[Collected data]
◇ ◇ ◇ ◇
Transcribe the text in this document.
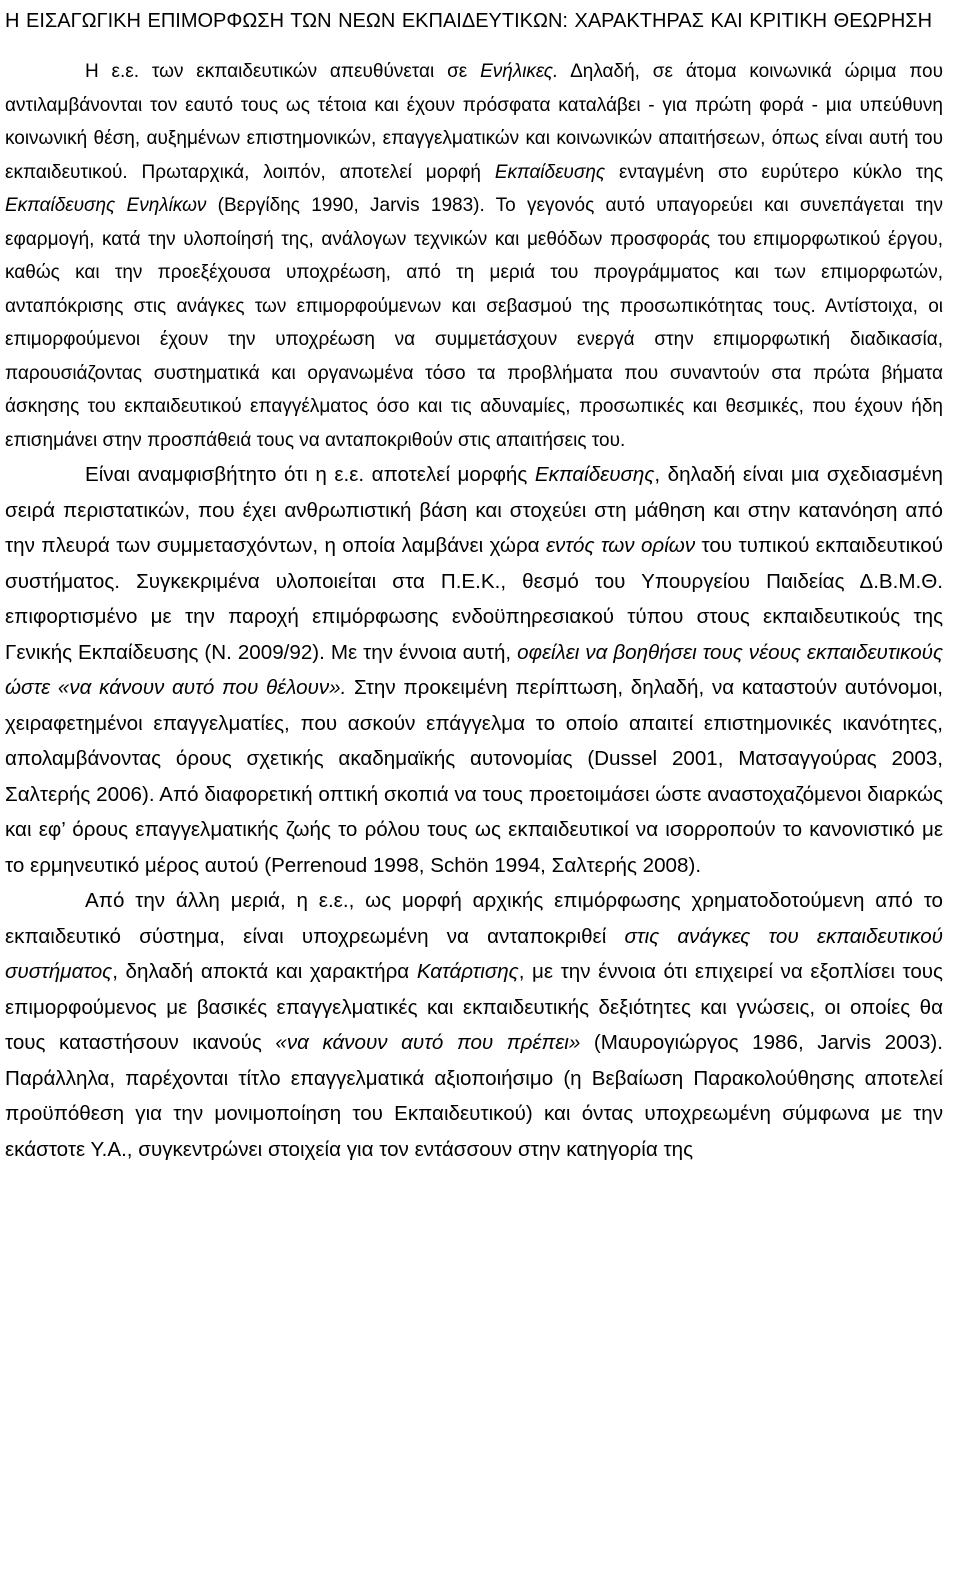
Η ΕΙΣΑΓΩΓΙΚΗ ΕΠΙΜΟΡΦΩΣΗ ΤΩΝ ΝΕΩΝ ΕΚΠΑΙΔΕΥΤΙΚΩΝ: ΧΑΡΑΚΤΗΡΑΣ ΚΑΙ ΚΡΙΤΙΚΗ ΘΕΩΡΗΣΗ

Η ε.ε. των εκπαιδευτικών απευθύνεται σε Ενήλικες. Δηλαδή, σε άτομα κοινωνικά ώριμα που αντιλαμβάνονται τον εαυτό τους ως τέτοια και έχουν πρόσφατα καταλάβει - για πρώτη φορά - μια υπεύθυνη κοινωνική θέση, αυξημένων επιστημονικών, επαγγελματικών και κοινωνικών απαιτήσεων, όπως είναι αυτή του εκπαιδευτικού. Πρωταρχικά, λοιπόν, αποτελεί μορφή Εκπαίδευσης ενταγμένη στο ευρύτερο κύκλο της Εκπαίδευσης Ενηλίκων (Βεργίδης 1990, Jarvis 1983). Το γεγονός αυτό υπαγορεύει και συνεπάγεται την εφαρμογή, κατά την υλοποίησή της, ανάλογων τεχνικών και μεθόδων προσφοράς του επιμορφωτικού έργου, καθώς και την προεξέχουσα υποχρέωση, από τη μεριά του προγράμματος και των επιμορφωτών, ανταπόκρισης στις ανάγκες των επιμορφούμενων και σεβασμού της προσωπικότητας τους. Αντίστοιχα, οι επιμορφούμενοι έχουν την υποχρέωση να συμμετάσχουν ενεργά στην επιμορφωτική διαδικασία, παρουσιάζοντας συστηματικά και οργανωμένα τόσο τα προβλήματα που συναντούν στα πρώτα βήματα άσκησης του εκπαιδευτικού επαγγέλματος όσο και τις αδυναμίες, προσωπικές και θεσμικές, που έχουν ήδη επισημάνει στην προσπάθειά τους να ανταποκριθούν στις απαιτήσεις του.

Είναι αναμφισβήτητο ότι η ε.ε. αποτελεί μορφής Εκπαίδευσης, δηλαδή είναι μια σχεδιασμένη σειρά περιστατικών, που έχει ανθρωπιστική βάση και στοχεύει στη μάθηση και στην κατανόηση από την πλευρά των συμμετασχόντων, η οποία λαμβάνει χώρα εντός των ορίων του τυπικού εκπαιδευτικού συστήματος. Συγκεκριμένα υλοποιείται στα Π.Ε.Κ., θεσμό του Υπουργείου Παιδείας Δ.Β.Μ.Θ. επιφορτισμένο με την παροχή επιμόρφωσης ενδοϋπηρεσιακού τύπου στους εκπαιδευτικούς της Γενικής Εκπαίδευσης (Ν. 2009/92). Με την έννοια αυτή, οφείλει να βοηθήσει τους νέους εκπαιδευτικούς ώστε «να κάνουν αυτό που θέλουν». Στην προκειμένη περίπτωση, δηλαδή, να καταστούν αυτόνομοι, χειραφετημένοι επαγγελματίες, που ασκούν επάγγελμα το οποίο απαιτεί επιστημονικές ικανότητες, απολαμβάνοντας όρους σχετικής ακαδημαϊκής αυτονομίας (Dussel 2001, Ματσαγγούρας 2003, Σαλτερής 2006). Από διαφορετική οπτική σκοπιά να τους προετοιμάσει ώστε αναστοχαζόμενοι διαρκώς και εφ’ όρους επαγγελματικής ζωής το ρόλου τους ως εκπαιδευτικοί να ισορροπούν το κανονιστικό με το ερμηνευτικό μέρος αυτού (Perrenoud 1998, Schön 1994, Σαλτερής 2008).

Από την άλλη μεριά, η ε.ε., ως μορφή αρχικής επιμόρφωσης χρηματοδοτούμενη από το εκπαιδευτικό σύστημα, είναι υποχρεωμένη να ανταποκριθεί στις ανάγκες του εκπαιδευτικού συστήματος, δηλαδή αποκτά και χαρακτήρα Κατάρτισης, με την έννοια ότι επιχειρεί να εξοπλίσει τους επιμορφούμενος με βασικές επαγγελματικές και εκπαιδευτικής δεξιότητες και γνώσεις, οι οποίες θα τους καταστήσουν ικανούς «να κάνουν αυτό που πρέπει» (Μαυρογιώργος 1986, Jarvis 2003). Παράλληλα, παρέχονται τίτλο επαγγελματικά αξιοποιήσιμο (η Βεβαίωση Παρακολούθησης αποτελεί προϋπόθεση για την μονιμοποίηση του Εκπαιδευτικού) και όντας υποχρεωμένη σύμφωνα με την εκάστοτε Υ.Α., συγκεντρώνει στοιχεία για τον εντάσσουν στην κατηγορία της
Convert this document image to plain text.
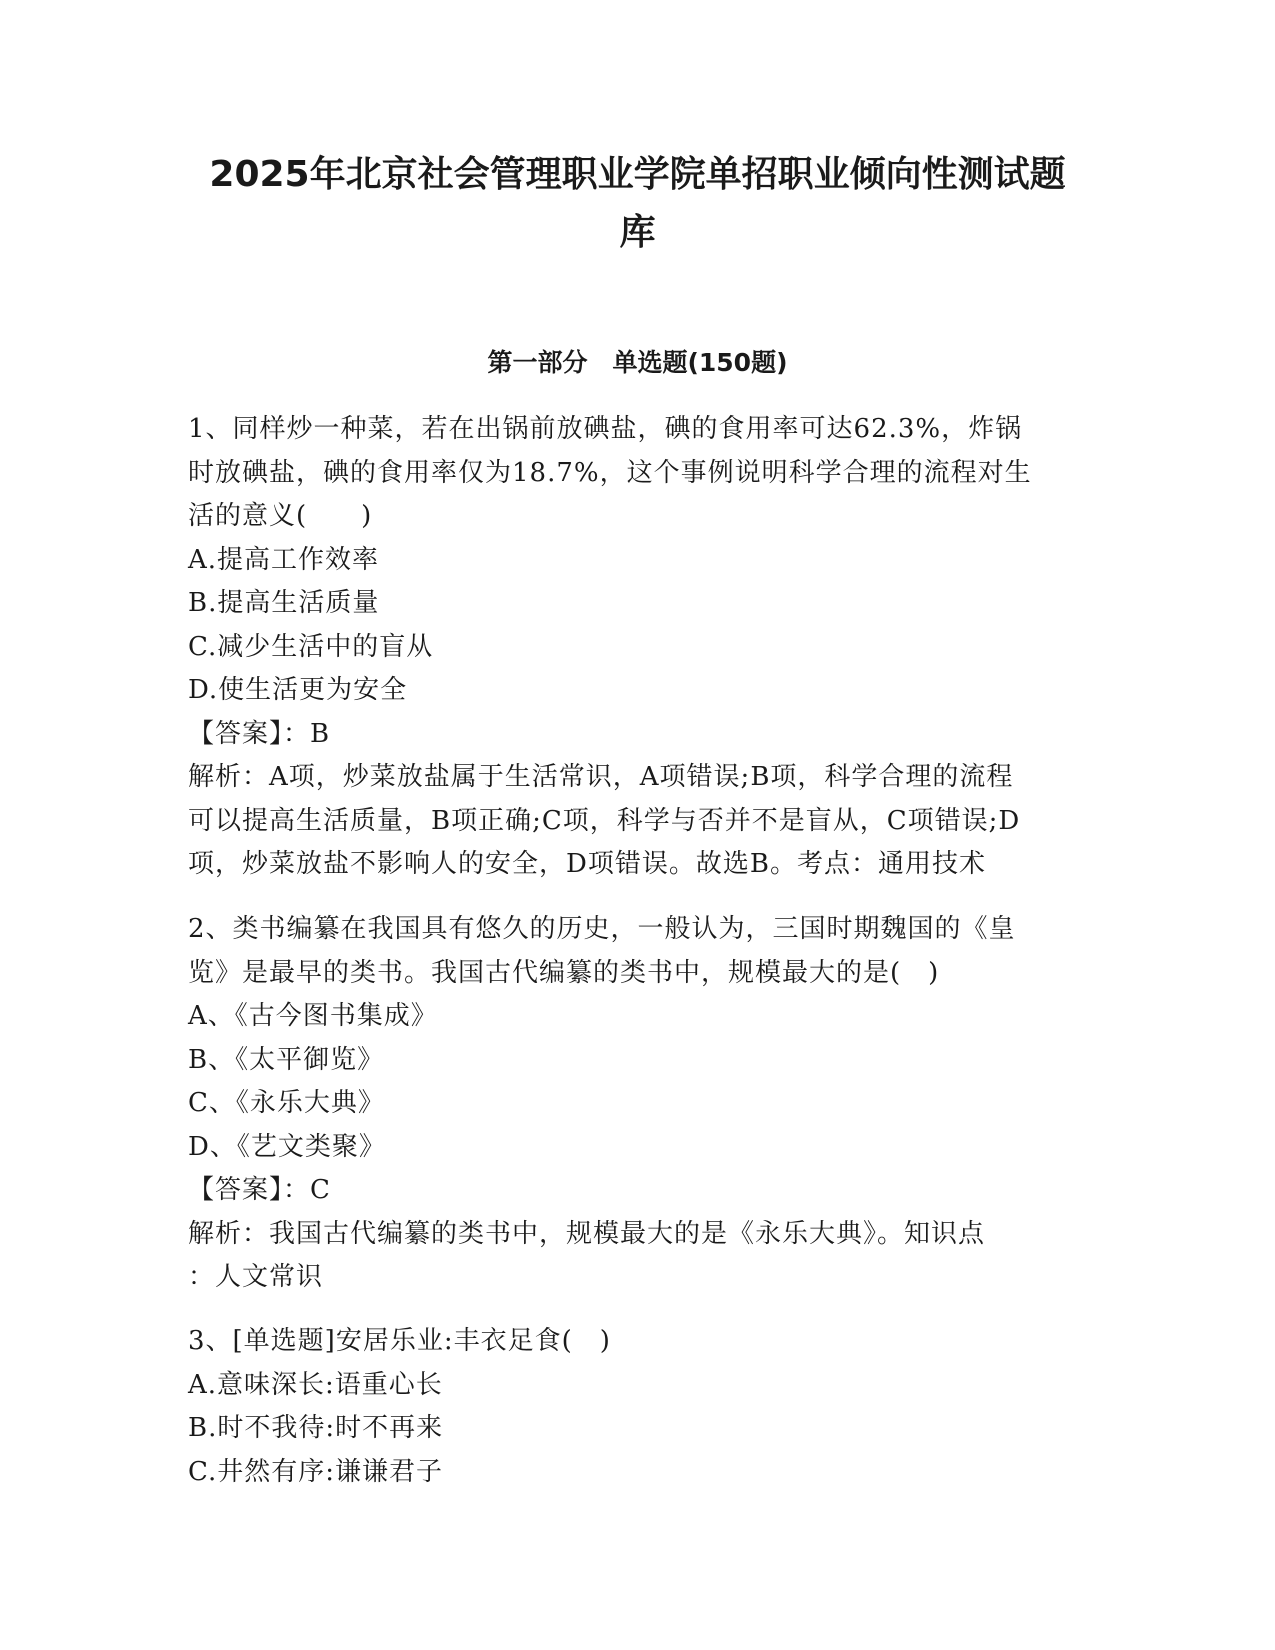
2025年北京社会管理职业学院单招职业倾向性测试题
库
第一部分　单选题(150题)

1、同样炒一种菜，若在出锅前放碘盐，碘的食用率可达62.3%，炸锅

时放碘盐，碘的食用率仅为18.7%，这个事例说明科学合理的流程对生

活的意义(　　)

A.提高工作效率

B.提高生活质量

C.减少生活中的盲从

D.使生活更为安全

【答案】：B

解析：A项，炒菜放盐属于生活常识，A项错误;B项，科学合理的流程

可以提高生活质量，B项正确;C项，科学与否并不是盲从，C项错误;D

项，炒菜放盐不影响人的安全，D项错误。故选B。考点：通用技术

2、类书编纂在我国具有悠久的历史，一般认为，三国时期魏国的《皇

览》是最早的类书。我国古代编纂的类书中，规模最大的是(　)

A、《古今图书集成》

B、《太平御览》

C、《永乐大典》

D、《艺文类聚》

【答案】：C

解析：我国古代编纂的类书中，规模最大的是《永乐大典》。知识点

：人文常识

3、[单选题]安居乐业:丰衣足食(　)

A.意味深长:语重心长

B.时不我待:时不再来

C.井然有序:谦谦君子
◇ ◇ ◇ ◇
_Challenge_
Repeat the lines of the records verbatim, starting at the line containing "Convert this document image to plain text." and stopping after the final line. Images stay out.

_Result_
Convert this document image to plain text.
2025年北京社会管理职业学院单招职业倾向性测试题
库
第一部分　单选题(150题)

1、同样炒一种菜，若在出锅前放碘盐，碘的食用率可达62.3%，炸锅

时放碘盐，碘的食用率仅为18.7%，这个事例说明科学合理的流程对生

活的意义(　　)

A.提高工作效率

B.提高生活质量

C.减少生活中的盲从

D.使生活更为安全

【答案】：B

解析：A项，炒菜放盐属于生活常识，A项错误;B项，科学合理的流程

可以提高生活质量，B项正确;C项，科学与否并不是盲从，C项错误;D

项，炒菜放盐不影响人的安全，D项错误。故选B。考点：通用技术

2、类书编纂在我国具有悠久的历史，一般认为，三国时期魏国的《皇

览》是最早的类书。我国古代编纂的类书中，规模最大的是(　)

A、《古今图书集成》

B、《太平御览》

C、《永乐大典》

D、《艺文类聚》

【答案】：C

解析：我国古代编纂的类书中，规模最大的是《永乐大典》。知识点

：人文常识

3、[单选题]安居乐业:丰衣足食(　)

A.意味深长:语重心长

B.时不我待:时不再来

C.井然有序:谦谦君子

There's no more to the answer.